→ **Exercise requirements**
Go through the material below and please tally the lines that hold the word "throughout"; the number alone is the answer.

→ **Exercise materials**
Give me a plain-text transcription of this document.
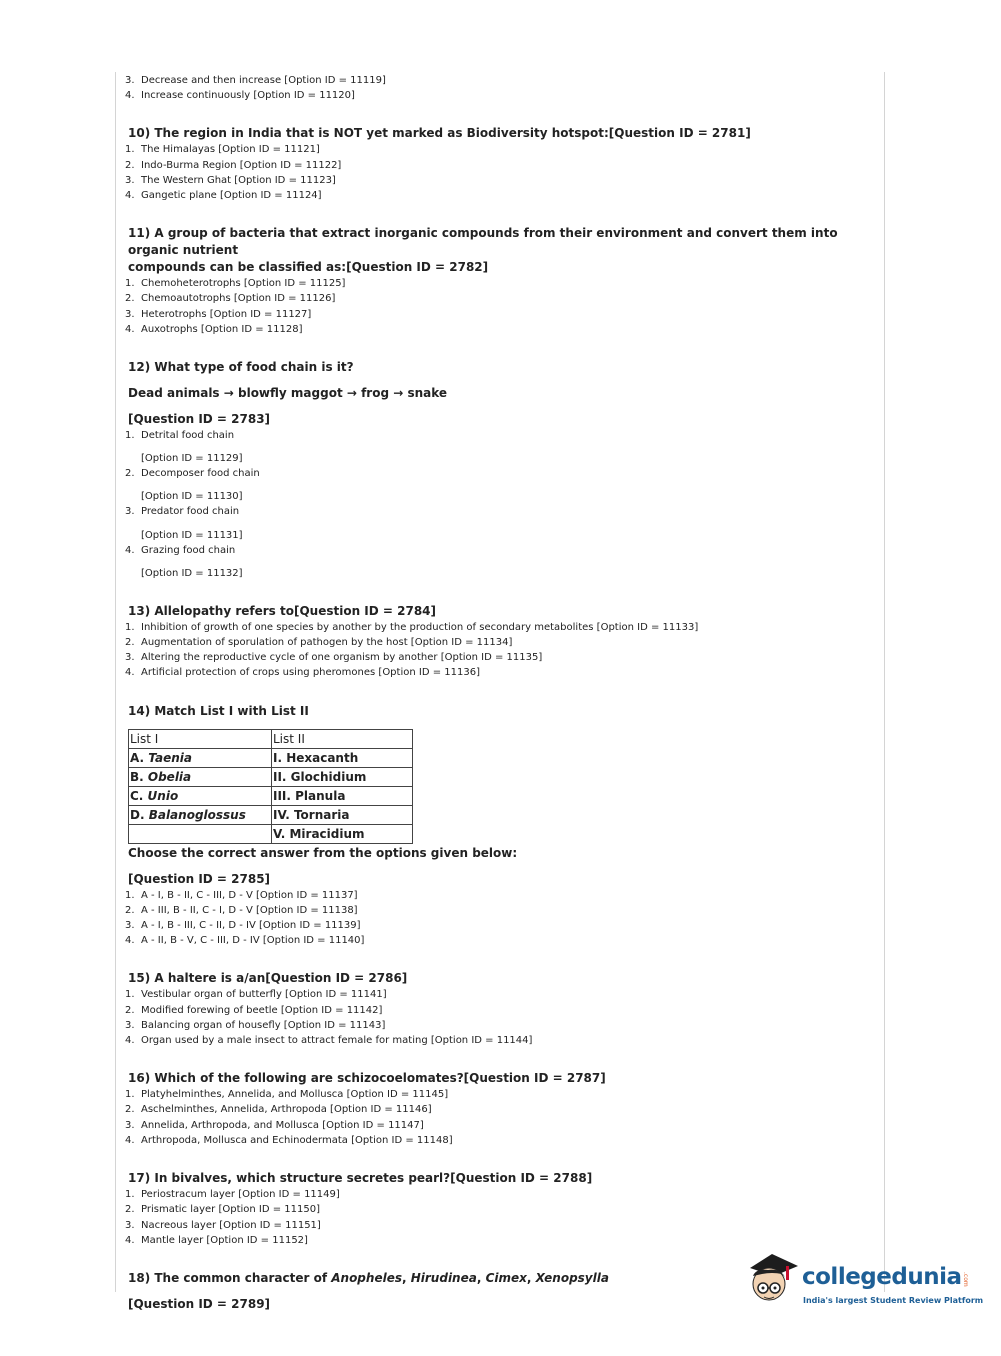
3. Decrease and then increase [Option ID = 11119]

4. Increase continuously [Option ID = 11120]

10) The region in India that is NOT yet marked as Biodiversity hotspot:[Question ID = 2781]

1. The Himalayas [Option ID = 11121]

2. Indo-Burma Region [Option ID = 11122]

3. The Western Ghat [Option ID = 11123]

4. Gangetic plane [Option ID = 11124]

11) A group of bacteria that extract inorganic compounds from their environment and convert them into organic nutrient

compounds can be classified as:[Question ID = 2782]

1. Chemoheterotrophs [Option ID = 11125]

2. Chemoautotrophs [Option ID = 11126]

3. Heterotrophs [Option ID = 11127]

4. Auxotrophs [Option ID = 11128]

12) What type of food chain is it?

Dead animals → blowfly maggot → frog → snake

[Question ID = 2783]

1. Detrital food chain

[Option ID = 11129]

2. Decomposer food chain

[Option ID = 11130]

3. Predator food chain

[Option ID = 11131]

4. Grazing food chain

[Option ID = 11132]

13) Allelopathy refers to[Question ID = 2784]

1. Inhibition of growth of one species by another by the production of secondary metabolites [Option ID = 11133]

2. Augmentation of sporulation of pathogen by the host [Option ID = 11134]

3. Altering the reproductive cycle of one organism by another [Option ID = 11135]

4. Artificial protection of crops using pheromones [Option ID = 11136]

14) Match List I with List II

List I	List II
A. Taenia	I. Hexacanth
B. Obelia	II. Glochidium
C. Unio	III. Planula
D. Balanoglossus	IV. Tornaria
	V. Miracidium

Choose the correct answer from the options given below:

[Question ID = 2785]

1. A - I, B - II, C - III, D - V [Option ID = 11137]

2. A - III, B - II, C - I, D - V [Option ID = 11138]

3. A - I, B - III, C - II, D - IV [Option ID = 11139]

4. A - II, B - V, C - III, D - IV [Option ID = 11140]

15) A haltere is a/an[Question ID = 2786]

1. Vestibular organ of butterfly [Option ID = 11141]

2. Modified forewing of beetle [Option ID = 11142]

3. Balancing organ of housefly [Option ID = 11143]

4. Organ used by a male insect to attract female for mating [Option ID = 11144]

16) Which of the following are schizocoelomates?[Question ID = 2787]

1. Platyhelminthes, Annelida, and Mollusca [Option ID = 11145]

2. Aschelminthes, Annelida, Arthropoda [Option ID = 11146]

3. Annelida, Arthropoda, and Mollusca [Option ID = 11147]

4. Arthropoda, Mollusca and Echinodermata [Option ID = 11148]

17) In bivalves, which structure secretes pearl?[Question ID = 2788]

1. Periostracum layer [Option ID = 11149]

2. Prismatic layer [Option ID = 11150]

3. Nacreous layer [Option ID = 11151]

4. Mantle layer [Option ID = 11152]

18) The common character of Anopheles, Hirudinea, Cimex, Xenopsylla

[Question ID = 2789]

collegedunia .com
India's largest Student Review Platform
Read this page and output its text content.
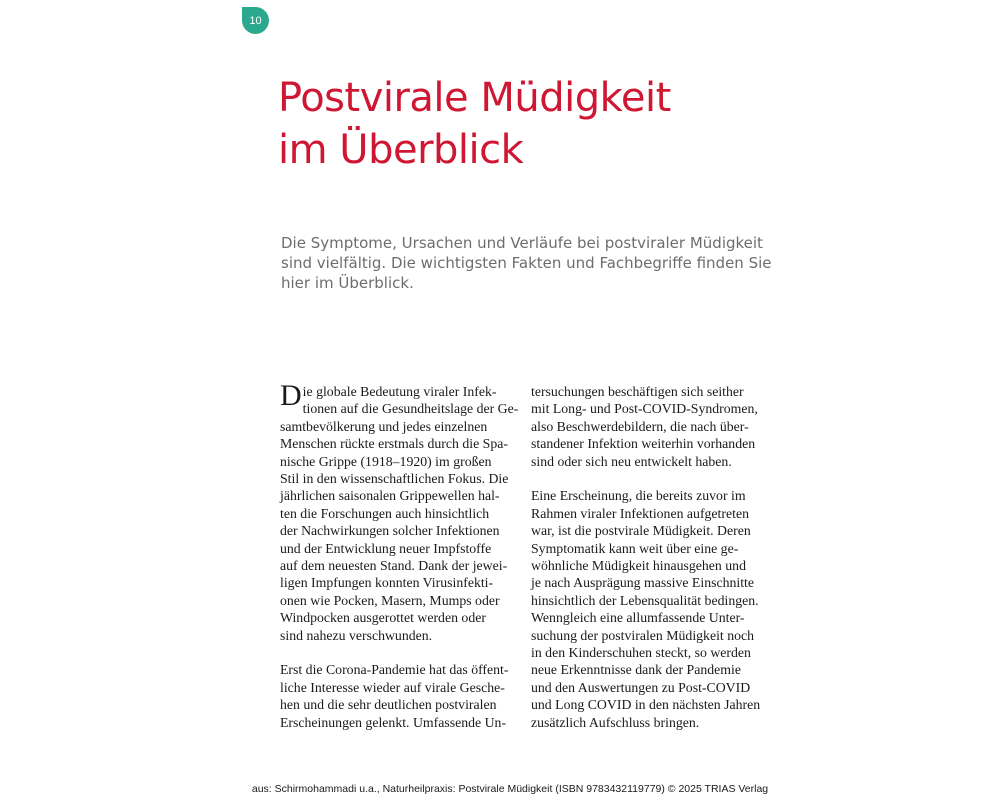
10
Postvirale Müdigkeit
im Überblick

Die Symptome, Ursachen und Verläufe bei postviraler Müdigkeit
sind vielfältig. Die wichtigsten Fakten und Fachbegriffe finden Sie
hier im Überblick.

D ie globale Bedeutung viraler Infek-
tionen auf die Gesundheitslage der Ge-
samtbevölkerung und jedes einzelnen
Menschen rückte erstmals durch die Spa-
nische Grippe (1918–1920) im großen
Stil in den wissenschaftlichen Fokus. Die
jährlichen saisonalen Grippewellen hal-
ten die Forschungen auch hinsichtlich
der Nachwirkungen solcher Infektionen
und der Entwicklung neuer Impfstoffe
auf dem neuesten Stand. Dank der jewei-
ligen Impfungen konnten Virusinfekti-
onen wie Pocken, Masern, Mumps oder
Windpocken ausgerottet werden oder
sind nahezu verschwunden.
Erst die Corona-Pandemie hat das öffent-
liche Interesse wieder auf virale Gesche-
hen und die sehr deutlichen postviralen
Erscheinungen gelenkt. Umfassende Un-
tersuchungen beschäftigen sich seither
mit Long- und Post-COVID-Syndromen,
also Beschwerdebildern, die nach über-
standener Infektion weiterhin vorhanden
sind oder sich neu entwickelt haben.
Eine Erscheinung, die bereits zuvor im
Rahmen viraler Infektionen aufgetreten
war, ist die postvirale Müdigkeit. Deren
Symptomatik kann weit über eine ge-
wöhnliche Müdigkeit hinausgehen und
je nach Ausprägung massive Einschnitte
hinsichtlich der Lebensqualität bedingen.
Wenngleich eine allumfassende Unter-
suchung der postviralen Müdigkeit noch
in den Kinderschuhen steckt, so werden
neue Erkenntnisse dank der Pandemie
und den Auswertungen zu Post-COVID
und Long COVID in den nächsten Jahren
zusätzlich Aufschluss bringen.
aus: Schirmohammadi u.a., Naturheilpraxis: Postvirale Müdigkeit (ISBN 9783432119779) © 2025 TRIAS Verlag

--

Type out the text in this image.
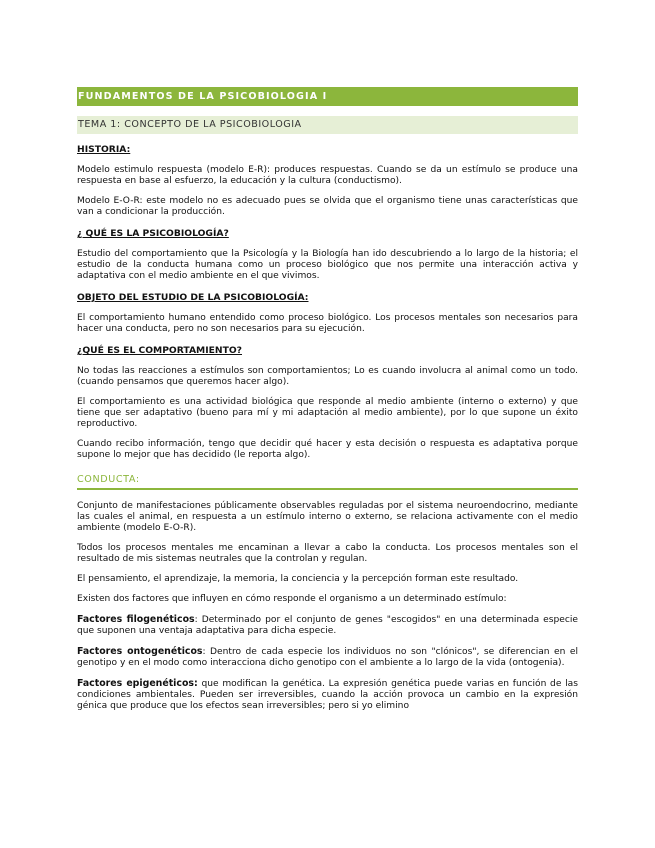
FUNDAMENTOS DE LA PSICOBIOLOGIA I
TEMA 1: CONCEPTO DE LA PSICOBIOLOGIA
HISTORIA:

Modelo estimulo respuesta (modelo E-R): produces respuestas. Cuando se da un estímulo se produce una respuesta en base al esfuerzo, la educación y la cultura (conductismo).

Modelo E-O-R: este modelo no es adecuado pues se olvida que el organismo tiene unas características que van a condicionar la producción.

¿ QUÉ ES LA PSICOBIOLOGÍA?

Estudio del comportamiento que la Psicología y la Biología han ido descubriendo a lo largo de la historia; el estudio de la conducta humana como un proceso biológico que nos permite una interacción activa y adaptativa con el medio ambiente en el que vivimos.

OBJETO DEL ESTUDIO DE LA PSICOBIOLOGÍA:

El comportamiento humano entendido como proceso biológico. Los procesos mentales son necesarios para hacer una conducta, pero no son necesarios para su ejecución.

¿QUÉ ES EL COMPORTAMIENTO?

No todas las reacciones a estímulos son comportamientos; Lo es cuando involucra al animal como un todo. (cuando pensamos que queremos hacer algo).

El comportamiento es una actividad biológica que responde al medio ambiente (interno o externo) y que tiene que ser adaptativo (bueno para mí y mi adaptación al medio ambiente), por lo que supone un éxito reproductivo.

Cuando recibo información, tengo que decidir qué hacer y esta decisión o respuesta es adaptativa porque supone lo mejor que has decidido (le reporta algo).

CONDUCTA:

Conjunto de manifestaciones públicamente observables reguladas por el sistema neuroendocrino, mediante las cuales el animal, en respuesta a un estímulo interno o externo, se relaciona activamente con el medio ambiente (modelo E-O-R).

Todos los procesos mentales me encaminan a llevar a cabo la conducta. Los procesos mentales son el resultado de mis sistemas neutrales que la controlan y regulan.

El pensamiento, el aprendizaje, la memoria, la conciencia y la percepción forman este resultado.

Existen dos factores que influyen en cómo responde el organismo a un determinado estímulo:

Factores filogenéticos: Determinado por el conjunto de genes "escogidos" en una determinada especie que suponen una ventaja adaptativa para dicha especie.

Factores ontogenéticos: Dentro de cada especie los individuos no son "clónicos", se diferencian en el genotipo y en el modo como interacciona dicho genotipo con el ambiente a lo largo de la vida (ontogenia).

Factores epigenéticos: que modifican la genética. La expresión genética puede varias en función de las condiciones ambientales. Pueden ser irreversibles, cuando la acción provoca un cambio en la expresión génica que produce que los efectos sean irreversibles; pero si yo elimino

--

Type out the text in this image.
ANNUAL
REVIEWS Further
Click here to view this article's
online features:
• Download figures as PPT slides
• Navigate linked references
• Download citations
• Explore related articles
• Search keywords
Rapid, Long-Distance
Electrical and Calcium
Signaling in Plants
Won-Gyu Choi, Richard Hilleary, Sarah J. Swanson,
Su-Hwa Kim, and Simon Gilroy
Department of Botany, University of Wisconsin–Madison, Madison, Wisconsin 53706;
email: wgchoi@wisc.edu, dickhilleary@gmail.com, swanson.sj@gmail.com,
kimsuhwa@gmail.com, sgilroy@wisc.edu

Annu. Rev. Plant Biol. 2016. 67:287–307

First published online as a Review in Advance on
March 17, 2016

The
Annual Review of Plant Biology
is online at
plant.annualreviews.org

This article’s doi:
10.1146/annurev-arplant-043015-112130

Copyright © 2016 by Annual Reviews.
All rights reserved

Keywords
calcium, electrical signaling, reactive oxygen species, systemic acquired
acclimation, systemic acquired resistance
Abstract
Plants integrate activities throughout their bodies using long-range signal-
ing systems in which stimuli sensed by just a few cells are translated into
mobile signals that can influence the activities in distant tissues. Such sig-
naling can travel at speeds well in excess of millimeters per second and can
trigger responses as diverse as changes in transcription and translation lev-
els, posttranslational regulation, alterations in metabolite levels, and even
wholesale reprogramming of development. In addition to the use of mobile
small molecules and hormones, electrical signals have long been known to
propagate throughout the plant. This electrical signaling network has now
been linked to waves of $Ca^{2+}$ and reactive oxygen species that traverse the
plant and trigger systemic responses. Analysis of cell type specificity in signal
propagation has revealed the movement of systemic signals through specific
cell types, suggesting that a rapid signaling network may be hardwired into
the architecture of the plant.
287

→ **Answer for this exercise**
2